--- BEGIN AVAILABLE RECORDS ---
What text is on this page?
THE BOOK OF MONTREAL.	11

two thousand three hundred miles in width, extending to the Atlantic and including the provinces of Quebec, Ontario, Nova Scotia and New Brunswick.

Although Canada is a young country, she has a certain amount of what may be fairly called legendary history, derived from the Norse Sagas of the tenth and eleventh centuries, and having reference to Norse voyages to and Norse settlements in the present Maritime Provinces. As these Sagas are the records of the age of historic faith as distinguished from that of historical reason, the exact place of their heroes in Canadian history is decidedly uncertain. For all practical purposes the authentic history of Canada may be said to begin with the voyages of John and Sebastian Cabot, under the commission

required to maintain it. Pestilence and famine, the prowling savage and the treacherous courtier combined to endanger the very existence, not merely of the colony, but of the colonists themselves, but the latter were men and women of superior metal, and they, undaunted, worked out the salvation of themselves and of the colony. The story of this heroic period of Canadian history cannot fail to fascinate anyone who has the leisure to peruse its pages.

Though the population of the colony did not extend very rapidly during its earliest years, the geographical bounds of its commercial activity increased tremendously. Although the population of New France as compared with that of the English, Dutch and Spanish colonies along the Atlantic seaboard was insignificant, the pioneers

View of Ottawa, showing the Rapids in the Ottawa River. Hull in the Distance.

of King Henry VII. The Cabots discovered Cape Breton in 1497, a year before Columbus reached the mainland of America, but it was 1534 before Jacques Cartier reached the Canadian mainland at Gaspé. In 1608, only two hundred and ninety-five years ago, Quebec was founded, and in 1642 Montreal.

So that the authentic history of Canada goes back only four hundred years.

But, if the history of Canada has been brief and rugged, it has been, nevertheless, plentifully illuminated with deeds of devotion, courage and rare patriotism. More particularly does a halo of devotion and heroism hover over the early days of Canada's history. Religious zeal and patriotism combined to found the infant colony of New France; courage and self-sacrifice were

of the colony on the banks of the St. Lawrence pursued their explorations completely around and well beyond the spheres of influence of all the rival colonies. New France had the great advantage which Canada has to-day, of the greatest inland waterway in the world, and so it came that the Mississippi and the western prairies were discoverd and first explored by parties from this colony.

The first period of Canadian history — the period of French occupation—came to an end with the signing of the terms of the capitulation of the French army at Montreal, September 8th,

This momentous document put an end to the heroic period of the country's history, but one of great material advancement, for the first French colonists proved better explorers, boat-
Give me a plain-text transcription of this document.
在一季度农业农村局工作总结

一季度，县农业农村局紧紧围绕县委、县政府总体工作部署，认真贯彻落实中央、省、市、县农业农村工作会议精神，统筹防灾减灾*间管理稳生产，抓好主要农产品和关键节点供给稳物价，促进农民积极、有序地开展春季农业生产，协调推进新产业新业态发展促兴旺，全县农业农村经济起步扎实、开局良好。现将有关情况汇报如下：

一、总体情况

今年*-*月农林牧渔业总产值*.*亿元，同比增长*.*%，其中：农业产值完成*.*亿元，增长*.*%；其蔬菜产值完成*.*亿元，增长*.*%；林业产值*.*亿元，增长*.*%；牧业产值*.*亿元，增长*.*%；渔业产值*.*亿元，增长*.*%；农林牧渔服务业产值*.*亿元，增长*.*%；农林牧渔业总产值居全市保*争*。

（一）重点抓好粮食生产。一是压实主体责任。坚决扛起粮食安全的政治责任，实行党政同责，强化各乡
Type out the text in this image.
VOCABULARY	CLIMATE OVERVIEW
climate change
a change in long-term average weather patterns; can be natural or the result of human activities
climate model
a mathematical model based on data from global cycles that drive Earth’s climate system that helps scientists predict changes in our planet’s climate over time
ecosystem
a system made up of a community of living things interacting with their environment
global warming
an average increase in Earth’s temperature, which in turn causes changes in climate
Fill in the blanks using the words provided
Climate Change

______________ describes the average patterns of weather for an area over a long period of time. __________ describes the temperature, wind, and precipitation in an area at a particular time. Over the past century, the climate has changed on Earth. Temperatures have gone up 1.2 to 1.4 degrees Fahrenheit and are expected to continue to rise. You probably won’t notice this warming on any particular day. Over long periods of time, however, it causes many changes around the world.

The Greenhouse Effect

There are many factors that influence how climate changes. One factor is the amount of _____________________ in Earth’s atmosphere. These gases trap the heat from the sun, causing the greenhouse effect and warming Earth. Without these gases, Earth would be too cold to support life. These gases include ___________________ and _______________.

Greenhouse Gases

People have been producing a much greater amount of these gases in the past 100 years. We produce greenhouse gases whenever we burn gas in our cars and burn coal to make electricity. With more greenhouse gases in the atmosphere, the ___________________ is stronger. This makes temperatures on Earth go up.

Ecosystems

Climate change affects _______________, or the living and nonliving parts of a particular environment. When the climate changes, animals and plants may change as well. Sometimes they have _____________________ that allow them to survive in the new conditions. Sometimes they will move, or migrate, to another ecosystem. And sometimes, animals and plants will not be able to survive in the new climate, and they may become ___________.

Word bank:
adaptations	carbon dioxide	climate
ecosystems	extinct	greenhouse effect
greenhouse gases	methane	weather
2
--- END AVAILABLE RECORDS ---
**GOAL:** Retype all of the material, keeping each line exact.

**RESPONSE TO THE EXERCISE:**
What text is on this page?
THE BOOK OF MONTREAL.	11

two thousand three hundred miles in width, extending to the Atlantic and including the provinces of Quebec, Ontario, Nova Scotia and New Brunswick.

Although Canada is a young country, she has a certain amount of what may be fairly called legendary history, derived from the Norse Sagas of the tenth and eleventh centuries, and having reference to Norse voyages to and Norse settlements in the present Maritime Provinces. As these Sagas are the records of the age of historic faith as distinguished from that of historical reason, the exact place of their heroes in Canadian history is decidedly uncertain. For all practical purposes the authentic history of Canada may be said to begin with the voyages of John and Sebastian Cabot, under the commission

required to maintain it. Pestilence and famine, the prowling savage and the treacherous courtier combined to endanger the very existence, not merely of the colony, but of the colonists themselves, but the latter were men and women of superior metal, and they, undaunted, worked out the salvation of themselves and of the colony. The story of this heroic period of Canadian history cannot fail to fascinate anyone who has the leisure to peruse its pages.

Though the population of the colony did not extend very rapidly during its earliest years, the geographical bounds of its commercial activity increased tremendously. Although the population of New France as compared with that of the English, Dutch and Spanish colonies along the Atlantic seaboard was insignificant, the pioneers

View of Ottawa, showing the Rapids in the Ottawa River. Hull in the Distance.

of King Henry VII. The Cabots discovered Cape Breton in 1497, a year before Columbus reached the mainland of America, but it was 1534 before Jacques Cartier reached the Canadian mainland at Gaspé. In 1608, only two hundred and ninety-five years ago, Quebec was founded, and in 1642 Montreal.

So that the authentic history of Canada goes back only four hundred years.

But, if the history of Canada has been brief and rugged, it has been, nevertheless, plentifully illuminated with deeds of devotion, courage and rare patriotism. More particularly does a halo of devotion and heroism hover over the early days of Canada's history. Religious zeal and patriotism combined to found the infant colony of New France; courage and self-sacrifice were

of the colony on the banks of the St. Lawrence pursued their explorations completely around and well beyond the spheres of influence of all the rival colonies. New France had the great advantage which Canada has to-day, of the greatest inland waterway in the world, and so it came that the Mississippi and the western prairies were discoverd and first explored by parties from this colony.

The first period of Canadian history — the period of French occupation—came to an end with the signing of the terms of the capitulation of the French army at Montreal, September 8th,

This momentous document put an end to the heroic period of the country's history, but one of great material advancement, for the first French colonists proved better explorers, boat-
Give me a plain-text transcription of this document.
在一季度农业农村局工作总结

一季度，县农业农村局紧紧围绕县委、县政府总体工作部署，认真贯彻落实中央、省、市、县农业农村工作会议精神，统筹防灾减灾*间管理稳生产，抓好主要农产品和关键节点供给稳物价，促进农民积极、有序地开展春季农业生产，协调推进新产业新业态发展促兴旺，全县农业农村经济起步扎实、开局良好。现将有关情况汇报如下：

一、总体情况

今年*-*月农林牧渔业总产值*.*亿元，同比增长*.*%，其中：农业产值完成*.*亿元，增长*.*%；其蔬菜产值完成*.*亿元，增长*.*%；林业产值*.*亿元，增长*.*%；牧业产值*.*亿元，增长*.*%；渔业产值*.*亿元，增长*.*%；农林牧渔服务业产值*.*亿元，增长*.*%；农林牧渔业总产值居全市保*争*。

（一）重点抓好粮食生产。一是压实主体责任。坚决扛起粮食安全的政治责任，实行党政同责，强化各乡
Type out the text in this image.
VOCABULARY	CLIMATE OVERVIEW
climate change
a change in long-term average weather patterns; can be natural or the result of human activities
climate model
a mathematical model based on data from global cycles that drive Earth’s climate system that helps scientists predict changes in our planet’s climate over time
ecosystem
a system made up of a community of living things interacting with their environment
global warming
an average increase in Earth’s temperature, which in turn causes changes in climate
Fill in the blanks using the words provided
Climate Change

______________ describes the average patterns of weather for an area over a long period of time. __________ describes the temperature, wind, and precipitation in an area at a particular time. Over the past century, the climate has changed on Earth. Temperatures have gone up 1.2 to 1.4 degrees Fahrenheit and are expected to continue to rise. You probably won’t notice this warming on any particular day. Over long periods of time, however, it causes many changes around the world.

The Greenhouse Effect

There are many factors that influence how climate changes. One factor is the amount of _____________________ in Earth’s atmosphere. These gases trap the heat from the sun, causing the greenhouse effect and warming Earth. Without these gases, Earth would be too cold to support life. These gases include ___________________ and _______________.

Greenhouse Gases

People have been producing a much greater amount of these gases in the past 100 years. We produce greenhouse gases whenever we burn gas in our cars and burn coal to make electricity. With more greenhouse gases in the atmosphere, the ___________________ is stronger. This makes temperatures on Earth go up.

Ecosystems

Climate change affects _______________, or the living and nonliving parts of a particular environment. When the climate changes, animals and plants may change as well. Sometimes they have _____________________ that allow them to survive in the new conditions. Sometimes they will move, or migrate, to another ecosystem. And sometimes, animals and plants will not be able to survive in the new climate, and they may become ___________.

Word bank:
adaptations	carbon dioxide	climate
ecosystems	extinct	greenhouse effect
greenhouse gases	methane	weather
2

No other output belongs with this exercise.